**Your instructions**
Copy all records verbatim.

[Extracted records]
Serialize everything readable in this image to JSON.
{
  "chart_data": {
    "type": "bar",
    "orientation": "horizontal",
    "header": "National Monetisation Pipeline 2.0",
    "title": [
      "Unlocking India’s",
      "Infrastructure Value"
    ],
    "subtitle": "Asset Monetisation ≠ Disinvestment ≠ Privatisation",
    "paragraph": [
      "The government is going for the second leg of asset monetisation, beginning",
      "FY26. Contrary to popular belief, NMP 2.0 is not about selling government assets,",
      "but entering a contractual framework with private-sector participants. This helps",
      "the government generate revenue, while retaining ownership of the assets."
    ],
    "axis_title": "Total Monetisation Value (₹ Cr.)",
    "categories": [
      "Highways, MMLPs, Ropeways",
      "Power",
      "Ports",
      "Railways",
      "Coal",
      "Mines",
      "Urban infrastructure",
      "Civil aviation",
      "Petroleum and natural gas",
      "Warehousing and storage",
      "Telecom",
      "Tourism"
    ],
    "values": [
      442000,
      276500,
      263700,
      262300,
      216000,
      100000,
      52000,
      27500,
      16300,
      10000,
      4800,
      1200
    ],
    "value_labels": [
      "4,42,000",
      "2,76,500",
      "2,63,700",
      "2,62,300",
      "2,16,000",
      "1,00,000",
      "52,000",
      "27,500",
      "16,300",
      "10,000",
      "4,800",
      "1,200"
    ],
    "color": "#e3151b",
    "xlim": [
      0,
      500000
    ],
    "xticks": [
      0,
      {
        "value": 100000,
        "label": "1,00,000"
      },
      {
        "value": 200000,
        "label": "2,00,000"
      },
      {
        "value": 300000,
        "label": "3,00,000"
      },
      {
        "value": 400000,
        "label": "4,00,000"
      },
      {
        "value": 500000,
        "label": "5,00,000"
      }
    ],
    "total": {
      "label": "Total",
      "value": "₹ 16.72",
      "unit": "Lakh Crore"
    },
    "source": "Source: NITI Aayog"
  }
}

**Solved exercise**
Serialize everything readable in this image to JSON.
{
  "chart_data": {
    "type": "bar",
    "orientation": "horizontal",
    "header": "National Monetisation Pipeline 2.0",
    "title": [
      "Unlocking India’s",
      "Infrastructure Value"
    ],
    "subtitle": "Asset Monetisation ≠ Disinvestment ≠ Privatisation",
    "paragraph": [
      "The government is going for the second leg of asset monetisation, beginning",
      "FY26. Contrary to popular belief, NMP 2.0 is not about selling government assets,",
      "but entering a contractual framework with private-sector participants. This helps",
      "the government generate revenue, while retaining ownership of the assets."
    ],
    "axis_title": "Total Monetisation Value (₹ Cr.)",
    "categories": [
      "Highways, MMLPs, Ropeways",
      "Power",
      "Ports",
      "Railways",
      "Coal",
      "Mines",
      "Urban infrastructure",
      "Civil aviation",
      "Petroleum and natural gas",
      "Warehousing and storage",
      "Telecom",
      "Tourism"
    ],
    "values": [
      442000,
      276500,
      263700,
      262300,
      216000,
      100000,
      52000,
      27500,
      16300,
      10000,
      4800,
      1200
    ],
    "value_labels": [
      "4,42,000",
      "2,76,500",
      "2,63,700",
      "2,62,300",
      "2,16,000",
      "1,00,000",
      "52,000",
      "27,500",
      "16,300",
      "10,000",
      "4,800",
      "1,200"
    ],
    "color": "#e3151b",
    "xlim": [
      0,
      500000
    ],
    "xticks": [
      0,
      {
        "value": 100000,
        "label": "1,00,000"
      },
      {
        "value": 200000,
        "label": "2,00,000"
      },
      {
        "value": 300000,
        "label": "3,00,000"
      },
      {
        "value": 400000,
        "label": "4,00,000"
      },
      {
        "value": 500000,
        "label": "5,00,000"
      }
    ],
    "total": {
      "label": "Total",
      "value": "₹ 16.72",
      "unit": "Lakh Crore"
    },
    "source": "Source: NITI Aayog"
  }
}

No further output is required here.